__Given request__. Write out the records again, exactly, leaving none out.
----- Recorded information
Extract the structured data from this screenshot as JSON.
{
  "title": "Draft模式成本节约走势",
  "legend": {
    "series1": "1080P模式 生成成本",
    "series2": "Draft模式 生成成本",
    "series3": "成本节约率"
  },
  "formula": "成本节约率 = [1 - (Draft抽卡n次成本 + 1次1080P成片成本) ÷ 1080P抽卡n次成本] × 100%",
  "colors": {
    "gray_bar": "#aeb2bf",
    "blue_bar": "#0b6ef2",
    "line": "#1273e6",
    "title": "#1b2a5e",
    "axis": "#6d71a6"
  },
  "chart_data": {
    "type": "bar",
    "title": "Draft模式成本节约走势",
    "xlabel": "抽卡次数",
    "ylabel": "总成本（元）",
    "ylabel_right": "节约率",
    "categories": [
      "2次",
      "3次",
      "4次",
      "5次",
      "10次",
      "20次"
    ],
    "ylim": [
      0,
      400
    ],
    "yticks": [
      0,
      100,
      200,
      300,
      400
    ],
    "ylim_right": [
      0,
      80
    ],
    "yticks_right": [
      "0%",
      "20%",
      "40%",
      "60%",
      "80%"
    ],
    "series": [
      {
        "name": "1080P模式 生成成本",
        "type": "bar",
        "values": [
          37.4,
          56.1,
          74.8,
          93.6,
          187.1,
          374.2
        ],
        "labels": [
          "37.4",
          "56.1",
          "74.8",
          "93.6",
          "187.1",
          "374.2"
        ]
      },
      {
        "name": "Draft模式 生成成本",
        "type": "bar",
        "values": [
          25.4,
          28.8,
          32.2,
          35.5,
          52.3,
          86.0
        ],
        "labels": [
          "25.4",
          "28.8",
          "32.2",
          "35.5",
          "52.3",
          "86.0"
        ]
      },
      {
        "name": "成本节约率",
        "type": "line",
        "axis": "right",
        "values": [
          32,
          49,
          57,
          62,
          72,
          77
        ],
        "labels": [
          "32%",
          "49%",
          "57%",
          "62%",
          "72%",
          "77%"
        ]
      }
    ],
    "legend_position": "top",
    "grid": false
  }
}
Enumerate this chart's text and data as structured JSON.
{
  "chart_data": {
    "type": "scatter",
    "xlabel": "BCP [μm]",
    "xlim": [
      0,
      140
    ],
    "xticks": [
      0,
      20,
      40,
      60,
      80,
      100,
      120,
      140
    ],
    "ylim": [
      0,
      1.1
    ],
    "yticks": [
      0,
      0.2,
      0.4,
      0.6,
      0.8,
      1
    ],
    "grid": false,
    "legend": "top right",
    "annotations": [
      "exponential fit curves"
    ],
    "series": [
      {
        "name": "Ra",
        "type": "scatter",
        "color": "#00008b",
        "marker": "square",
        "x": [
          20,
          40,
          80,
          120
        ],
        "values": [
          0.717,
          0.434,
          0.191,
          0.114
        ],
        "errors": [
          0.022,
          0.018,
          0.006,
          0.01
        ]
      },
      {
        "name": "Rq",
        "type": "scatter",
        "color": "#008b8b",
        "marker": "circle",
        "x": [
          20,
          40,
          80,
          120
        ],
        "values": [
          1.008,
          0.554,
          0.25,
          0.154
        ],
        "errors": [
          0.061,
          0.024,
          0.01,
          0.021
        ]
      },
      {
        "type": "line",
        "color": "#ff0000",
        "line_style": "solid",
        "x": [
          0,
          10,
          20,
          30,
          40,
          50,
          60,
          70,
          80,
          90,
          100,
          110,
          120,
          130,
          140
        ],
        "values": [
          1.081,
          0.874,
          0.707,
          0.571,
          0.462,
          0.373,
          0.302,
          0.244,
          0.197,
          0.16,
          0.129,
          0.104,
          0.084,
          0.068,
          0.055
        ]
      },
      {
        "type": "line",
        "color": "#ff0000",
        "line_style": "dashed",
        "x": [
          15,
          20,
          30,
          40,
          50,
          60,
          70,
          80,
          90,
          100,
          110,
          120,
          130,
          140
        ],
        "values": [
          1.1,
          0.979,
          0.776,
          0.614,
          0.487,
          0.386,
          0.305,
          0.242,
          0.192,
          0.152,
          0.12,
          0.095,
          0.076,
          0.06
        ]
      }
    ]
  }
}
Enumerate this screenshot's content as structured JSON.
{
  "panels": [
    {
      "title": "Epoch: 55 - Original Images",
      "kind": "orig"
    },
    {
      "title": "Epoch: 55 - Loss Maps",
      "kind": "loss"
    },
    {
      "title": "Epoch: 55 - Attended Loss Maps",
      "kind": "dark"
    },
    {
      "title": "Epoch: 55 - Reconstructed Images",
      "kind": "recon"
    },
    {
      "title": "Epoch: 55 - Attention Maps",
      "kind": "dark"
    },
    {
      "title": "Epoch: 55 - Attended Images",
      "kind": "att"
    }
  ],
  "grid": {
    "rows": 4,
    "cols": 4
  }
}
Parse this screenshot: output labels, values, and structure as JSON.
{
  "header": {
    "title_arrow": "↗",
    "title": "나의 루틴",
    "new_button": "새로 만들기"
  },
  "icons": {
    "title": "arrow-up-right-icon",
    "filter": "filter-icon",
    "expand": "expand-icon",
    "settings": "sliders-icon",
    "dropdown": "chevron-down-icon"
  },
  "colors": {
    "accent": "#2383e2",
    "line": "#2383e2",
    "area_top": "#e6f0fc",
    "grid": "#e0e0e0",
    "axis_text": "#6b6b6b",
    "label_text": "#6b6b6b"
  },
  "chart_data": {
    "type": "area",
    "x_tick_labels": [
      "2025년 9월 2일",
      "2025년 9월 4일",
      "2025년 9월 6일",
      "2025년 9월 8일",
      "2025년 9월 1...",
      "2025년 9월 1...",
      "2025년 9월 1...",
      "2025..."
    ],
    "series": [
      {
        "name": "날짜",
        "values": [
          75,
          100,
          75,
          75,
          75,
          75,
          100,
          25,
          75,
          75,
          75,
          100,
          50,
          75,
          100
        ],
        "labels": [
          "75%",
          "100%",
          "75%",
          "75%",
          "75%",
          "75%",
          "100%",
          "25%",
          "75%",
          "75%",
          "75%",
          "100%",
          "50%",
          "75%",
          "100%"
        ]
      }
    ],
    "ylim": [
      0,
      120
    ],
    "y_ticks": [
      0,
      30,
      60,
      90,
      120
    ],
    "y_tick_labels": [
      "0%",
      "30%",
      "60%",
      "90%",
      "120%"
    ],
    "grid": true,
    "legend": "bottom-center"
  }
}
----------
__Reply__.
Extract the structured data from this screenshot as JSON.
{
  "title": "Draft模式成本节约走势",
  "legend": {
    "series1": "1080P模式 生成成本",
    "series2": "Draft模式 生成成本",
    "series3": "成本节约率"
  },
  "formula": "成本节约率 = [1 - (Draft抽卡n次成本 + 1次1080P成片成本) ÷ 1080P抽卡n次成本] × 100%",
  "colors": {
    "gray_bar": "#aeb2bf",
    "blue_bar": "#0b6ef2",
    "line": "#1273e6",
    "title": "#1b2a5e",
    "axis": "#6d71a6"
  },
  "chart_data": {
    "type": "bar",
    "title": "Draft模式成本节约走势",
    "xlabel": "抽卡次数",
    "ylabel": "总成本（元）",
    "ylabel_right": "节约率",
    "categories": [
      "2次",
      "3次",
      "4次",
      "5次",
      "10次",
      "20次"
    ],
    "ylim": [
      0,
      400
    ],
    "yticks": [
      0,
      100,
      200,
      300,
      400
    ],
    "ylim_right": [
      0,
      80
    ],
    "yticks_right": [
      "0%",
      "20%",
      "40%",
      "60%",
      "80%"
    ],
    "series": [
      {
        "name": "1080P模式 生成成本",
        "type": "bar",
        "values": [
          37.4,
          56.1,
          74.8,
          93.6,
          187.1,
          374.2
        ],
        "labels": [
          "37.4",
          "56.1",
          "74.8",
          "93.6",
          "187.1",
          "374.2"
        ]
      },
      {
        "name": "Draft模式 生成成本",
        "type": "bar",
        "values": [
          25.4,
          28.8,
          32.2,
          35.5,
          52.3,
          86.0
        ],
        "labels": [
          "25.4",
          "28.8",
          "32.2",
          "35.5",
          "52.3",
          "86.0"
        ]
      },
      {
        "name": "成本节约率",
        "type": "line",
        "axis": "right",
        "values": [
          32,
          49,
          57,
          62,
          72,
          77
        ],
        "labels": [
          "32%",
          "49%",
          "57%",
          "62%",
          "72%",
          "77%"
        ]
      }
    ],
    "legend_position": "top",
    "grid": false
  }
}
Enumerate this chart's text and data as structured JSON.
{
  "chart_data": {
    "type": "scatter",
    "xlabel": "BCP [μm]",
    "xlim": [
      0,
      140
    ],
    "xticks": [
      0,
      20,
      40,
      60,
      80,
      100,
      120,
      140
    ],
    "ylim": [
      0,
      1.1
    ],
    "yticks": [
      0,
      0.2,
      0.4,
      0.6,
      0.8,
      1
    ],
    "grid": false,
    "legend": "top right",
    "annotations": [
      "exponential fit curves"
    ],
    "series": [
      {
        "name": "Ra",
        "type": "scatter",
        "color": "#00008b",
        "marker": "square",
        "x": [
          20,
          40,
          80,
          120
        ],
        "values": [
          0.717,
          0.434,
          0.191,
          0.114
        ],
        "errors": [
          0.022,
          0.018,
          0.006,
          0.01
        ]
      },
      {
        "name": "Rq",
        "type": "scatter",
        "color": "#008b8b",
        "marker": "circle",
        "x": [
          20,
          40,
          80,
          120
        ],
        "values": [
          1.008,
          0.554,
          0.25,
          0.154
        ],
        "errors": [
          0.061,
          0.024,
          0.01,
          0.021
        ]
      },
      {
        "type": "line",
        "color": "#ff0000",
        "line_style": "solid",
        "x": [
          0,
          10,
          20,
          30,
          40,
          50,
          60,
          70,
          80,
          90,
          100,
          110,
          120,
          130,
          140
        ],
        "values": [
          1.081,
          0.874,
          0.707,
          0.571,
          0.462,
          0.373,
          0.302,
          0.244,
          0.197,
          0.16,
          0.129,
          0.104,
          0.084,
          0.068,
          0.055
        ]
      },
      {
        "type": "line",
        "color": "#ff0000",
        "line_style": "dashed",
        "x": [
          15,
          20,
          30,
          40,
          50,
          60,
          70,
          80,
          90,
          100,
          110,
          120,
          130,
          140
        ],
        "values": [
          1.1,
          0.979,
          0.776,
          0.614,
          0.487,
          0.386,
          0.305,
          0.242,
          0.192,
          0.152,
          0.12,
          0.095,
          0.076,
          0.06
        ]
      }
    ]
  }
}
Enumerate this screenshot's content as structured JSON.
{
  "panels": [
    {
      "title": "Epoch: 55 - Original Images",
      "kind": "orig"
    },
    {
      "title": "Epoch: 55 - Loss Maps",
      "kind": "loss"
    },
    {
      "title": "Epoch: 55 - Attended Loss Maps",
      "kind": "dark"
    },
    {
      "title": "Epoch: 55 - Reconstructed Images",
      "kind": "recon"
    },
    {
      "title": "Epoch: 55 - Attention Maps",
      "kind": "dark"
    },
    {
      "title": "Epoch: 55 - Attended Images",
      "kind": "att"
    }
  ],
  "grid": {
    "rows": 4,
    "cols": 4
  }
}
Parse this screenshot: output labels, values, and structure as JSON.
{
  "header": {
    "title_arrow": "↗",
    "title": "나의 루틴",
    "new_button": "새로 만들기"
  },
  "icons": {
    "title": "arrow-up-right-icon",
    "filter": "filter-icon",
    "expand": "expand-icon",
    "settings": "sliders-icon",
    "dropdown": "chevron-down-icon"
  },
  "colors": {
    "accent": "#2383e2",
    "line": "#2383e2",
    "area_top": "#e6f0fc",
    "grid": "#e0e0e0",
    "axis_text": "#6b6b6b",
    "label_text": "#6b6b6b"
  },
  "chart_data": {
    "type": "area",
    "x_tick_labels": [
      "2025년 9월 2일",
      "2025년 9월 4일",
      "2025년 9월 6일",
      "2025년 9월 8일",
      "2025년 9월 1...",
      "2025년 9월 1...",
      "2025년 9월 1...",
      "2025..."
    ],
    "series": [
      {
        "name": "날짜",
        "values": [
          75,
          100,
          75,
          75,
          75,
          75,
          100,
          25,
          75,
          75,
          75,
          100,
          50,
          75,
          100
        ],
        "labels": [
          "75%",
          "100%",
          "75%",
          "75%",
          "75%",
          "75%",
          "100%",
          "25%",
          "75%",
          "75%",
          "75%",
          "100%",
          "50%",
          "75%",
          "100%"
        ]
      }
    ],
    "ylim": [
      0,
      120
    ],
    "y_ticks": [
      0,
      30,
      60,
      90,
      120
    ],
    "y_tick_labels": [
      "0%",
      "30%",
      "60%",
      "90%",
      "120%"
    ],
    "grid": true,
    "legend": "bottom-center"
  }
}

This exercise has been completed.